Locate each line with the string "name" in the listing below and copy it.

────────

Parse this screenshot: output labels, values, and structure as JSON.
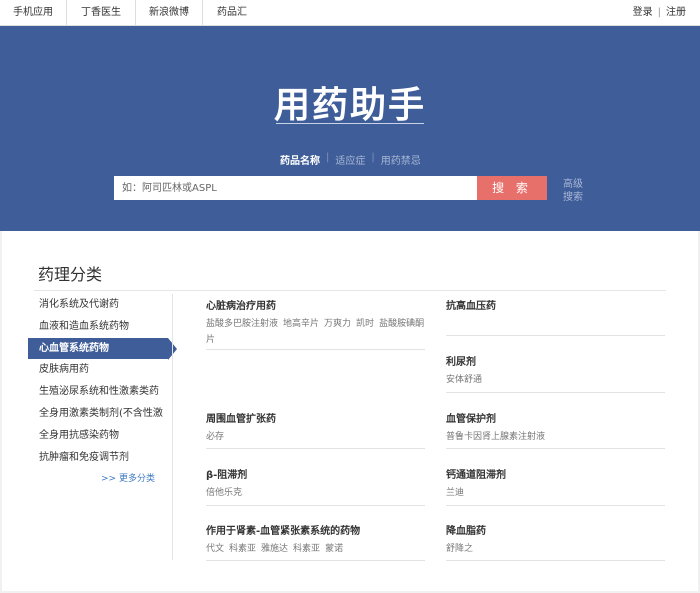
{
  "topnav": [
    "手机应用",
    "丁香医生",
    "新浪微博",
    "药品汇"
  ],
  "user": {
    "login": "登录",
    "separator": "|",
    "register": "注册"
  },
  "hero": {
    "title": "用药助手",
    "search_tabs": [
      "药品名称",
      "适应症",
      "用药禁忌"
    ],
    "tab_separator": "|",
    "search_placeholder": "如：阿司匹林或ASPL",
    "search_button": "搜 索",
    "advanced_search": "高级搜索"
  },
  "section": {
    "title": "药理分类",
    "sidebar": [
      "消化系统及代谢药",
      "血液和造血系统药物",
      "心血管系统药物",
      "皮肤病用药",
      "生殖泌尿系统和性激素类药",
      "全身用激素类制剂(不含性激",
      "全身用抗感染药物",
      "抗肿瘤和免疫调节剂"
    ],
    "active_index": 2,
    "more": ">> 更多分类"
  },
  "categories": [
    {
      "name": "心脏病治疗用药",
      "drugs": [
        "盐酸多巴胺注射液",
        "地高辛片",
        "万爽力",
        "凯时",
        "盐酸胺碘酮片"
      ]
    },
    {
      "name": "抗高血压药",
      "drugs": []
    },
    {
      "name": "利尿剂",
      "drugs": [
        "安体舒通"
      ]
    },
    {
      "name": "周围血管扩张药",
      "drugs": [
        "必存"
      ]
    },
    {
      "name": "血管保护剂",
      "drugs": [
        "普鲁卡因肾上腺素注射液"
      ]
    },
    {
      "name": "β-阻滞剂",
      "drugs": [
        "倍他乐克"
      ]
    },
    {
      "name": "钙通道阻滞剂",
      "drugs": [
        "兰迪"
      ]
    },
    {
      "name": "作用于肾素-血管紧张素系统的药物",
      "drugs": [
        "代文",
        "科素亚",
        "雅施达",
        "科素亚",
        "蒙诺"
      ]
    },
    {
      "name": "降血脂药",
      "drugs": [
        "舒降之"
      ]
    }
  ]
}
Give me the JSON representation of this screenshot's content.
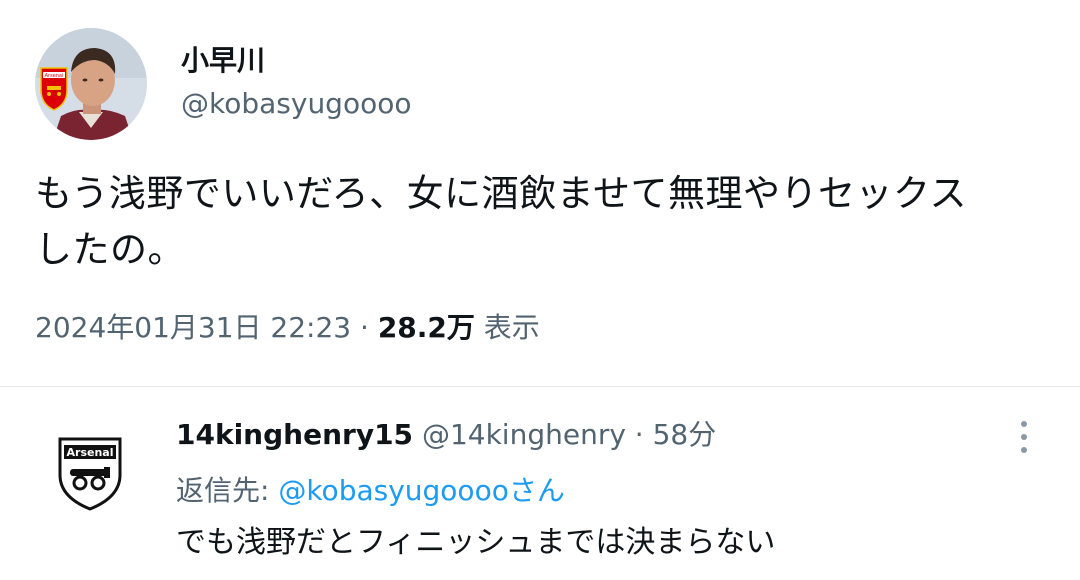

────────

:: Expected answer ::
      "name": "心脏病治疗用药",
      "name": "抗高血压药",
      "name": "利尿剂",
      "name": "周围血管扩张药",
      "name": "血管保护剂",
      "name": "β-阻滞剂",
      "name": "钙通道阻滞剂",
      "name": "作用于肾素-血管紧张素系统的药物",
      "name": "降血脂药",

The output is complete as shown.